*What the task asks*:
Work through the following lines and count those that hold the word "gestion". Reply with that number only.
START Information shown
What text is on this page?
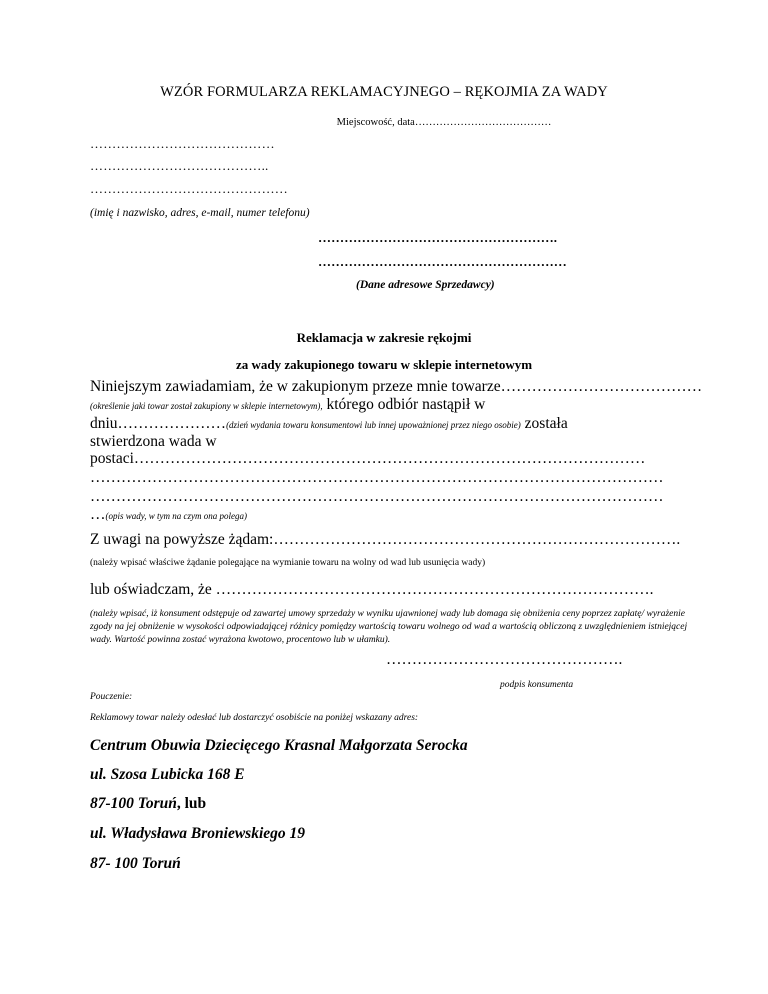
WZÓR FORMULARZA REKLAMACYJNEGO – RĘKOJMIA ZA WADY
Miejscowość, data…………………………………
……………………………………
…………………………………..
………………………………………
(imię i nazwisko, adres, e-mail, numer telefonu)
……………………………………………….
…………………………………………………
(Dane adresowe Sprzedawcy)
Reklamacja w zakresie rękojmi
za wady zakupionego towaru w sklepie internetowym
Niniejszym zawiadamiam, że w zakupionym przeze mnie towarze…………………………………
(określenie jaki towar został zakupiony w sklepie internetowym), którego odbiór nastąpił w
dniu…………………(dzień wydania towaru konsumentowi lub innej upoważnionej przez niego osobie) została
stwierdzona wada w
postaci………………………………………………………………………………………
…………………………………………………………………………………………………
…………………………………………………………………………………………………
…(opis wady, w tym na czym ona polega)
Z uwagi na powyższe żądam:…………………………………………………………………….
(należy wpisać właściwe żądanie polegające na wymianie towaru na wolny od wad lub usunięcia wady)
lub oświadczam, że ………………………………………………………………………….
(należy wpisać, iż konsument odstępuje od zawartej umowy sprzedaży w wyniku ujawnionej wady lub domaga się obniżenia ceny poprzez zapłatę/ wyrażenie zgody na jej obniżenie w wysokości odpowiadającej różnicy pomiędzy wartością towaru wolnego od wad a wartością obliczoną z uwzględnieniem istniejącej wady. Wartość powinna zostać wyrażona kwotowo, procentowo lub w ułamku).
……………………………………….
podpis konsumenta
Pouczenie:
Reklamowy towar należy odesłać lub dostarczyć osobiście na poniżej wskazany adres:
Centrum Obuwia Dziecięcego Krasnal Małgorzata Serocka
ul. Szosa Lubicka 168 E
87-100 Toruń, lub
ul. Władysława Broniewskiego 19
87- 100 Toruń
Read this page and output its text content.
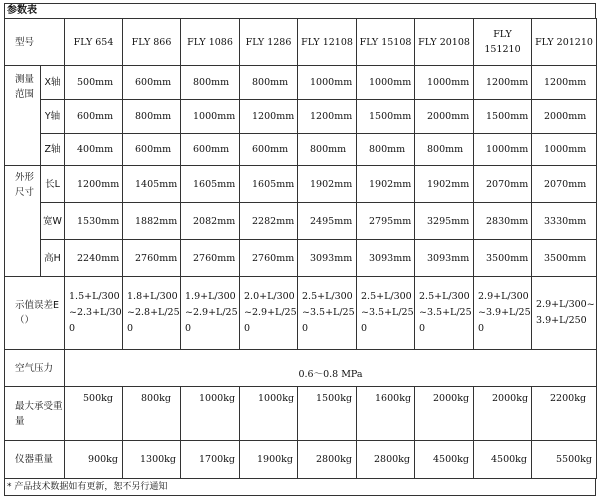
参数表
型号		FLY 654	FLY 866	FLY 1086	FLY 1286	FLY 12108	FLY 15108	FLY 20108	FLY 151210	FLY 201210
测量范围	X轴	500mm	600mm	800mm	800mm	1000mm	1000mm	1000mm	1200mm	1200mm
	Y轴	600mm	800mm	1000mm	1200mm	1200mm	1500mm	2000mm	1500mm	2000mm
	Z轴	400mm	600mm	600mm	600mm	800mm	800mm	800mm	1000mm	1000mm
外形尺寸	长L	1200mm	1405mm	1605mm	1605mm	1902mm	1902mm	1902mm	2070mm	2070mm
	宽W	1530mm	1882mm	2082mm	2282mm	2495mm	2795mm	3295mm	2830mm	3330mm
	高H	2240mm	2760mm	2760mm	2760mm	3093mm	3093mm	3093mm	3500mm	3500mm
示值误差E（）		1.5+L/300~2.3+L/300	1.8+L/300~2.8+L/250	1.9+L/300~2.9+L/250	2.0+L/300~2.9+L/250	2.5+L/300~3.5+L/250	2.5+L/300~3.5+L/250	2.5+L/300~3.5+L/250	2.9+L/300~3.9+L/250	2.9+L/300~3.9+L/250
空气压力		0.6～0.8 MPa								
最大承受重量		500kg	800kg	1000kg	1000kg	1500kg	1600kg	2000kg	2000kg	2200kg
仪器重量		900kg	1300kg	1700kg	1900kg	2800kg	2800kg	4500kg	4500kg	5500kg
* 产品技术数据如有更新，恕不另行通知
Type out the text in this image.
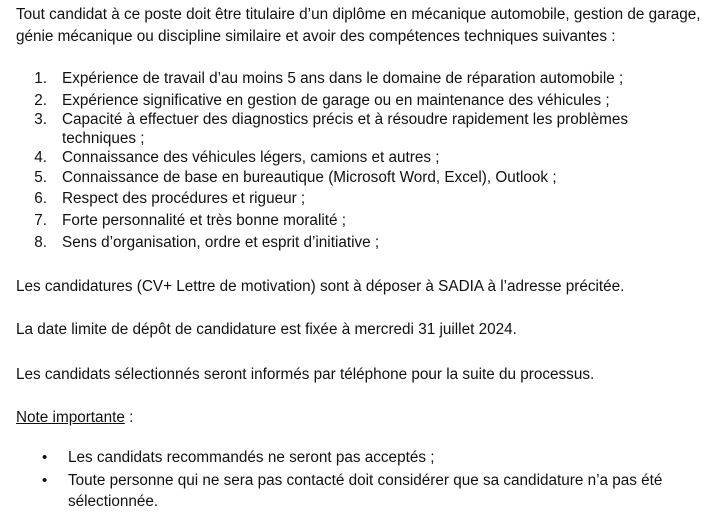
Tout candidat à ce poste doit être titulaire d’un diplôme en mécanique automobile, gestion de garage,
génie mécanique ou discipline similaire et avoir des compétences techniques suivantes :
1. Expérience de travail d’au moins 5 ans dans le domaine de réparation automobile ;
2. Expérience significative en gestion de garage ou en maintenance des véhicules ;
3. Capacité à effectuer des diagnostics précis et à résoudre rapidement les problèmes
techniques ;
4. Connaissance des véhicules légers, camions et autres ;
5. Connaissance de base en bureautique (Microsoft Word, Excel), Outlook ;
6. Respect des procédures et rigueur ;
7. Forte personnalité et très bonne moralité ;
8. Sens d’organisation, ordre et esprit d’initiative ;
Les candidatures (CV+ Lettre de motivation) sont à déposer à SADIA à l’adresse précitée.
La date limite de dépôt de candidature est fixée à mercredi 31 juillet 2024.
Les candidats sélectionnés seront informés par téléphone pour la suite du processus.
Note importante :
• Les candidats recommandés ne seront pas acceptés ;
• Toute personne qui ne sera pas contacté doit considérer que sa candidature n’a pas été
sélectionnée.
END Information shown
*Written response*:
2